TASK DESCRIPTION: The records that follow must be reproduced in full, exactly as written.

RECORDS FOR THE EXERCISE:
## START
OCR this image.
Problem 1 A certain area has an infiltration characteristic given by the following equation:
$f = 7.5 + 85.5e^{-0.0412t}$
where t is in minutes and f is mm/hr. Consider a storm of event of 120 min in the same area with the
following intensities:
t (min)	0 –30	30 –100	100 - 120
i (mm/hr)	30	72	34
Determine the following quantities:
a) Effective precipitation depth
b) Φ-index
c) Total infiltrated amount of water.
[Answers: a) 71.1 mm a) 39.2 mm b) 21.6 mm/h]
## END
EXERCISE SOLUTION:
OCR this image.
Problem 1 A certain area has an infiltration characteristic given by the following equation:
$f = 7.5 + 85.5e^{-0.0412t}$
where t is in minutes and f is mm/hr. Consider a storm of event of 120 min in the same area with the
following intensities:
t (min)	0 –30	30 –100	100 - 120
i (mm/hr)	30	72	34
Determine the following quantities:
a) Effective precipitation depth
b) Φ-index
c) Total infiltrated amount of water.
[Answers: a) 71.1 mm a) 39.2 mm b) 21.6 mm/h]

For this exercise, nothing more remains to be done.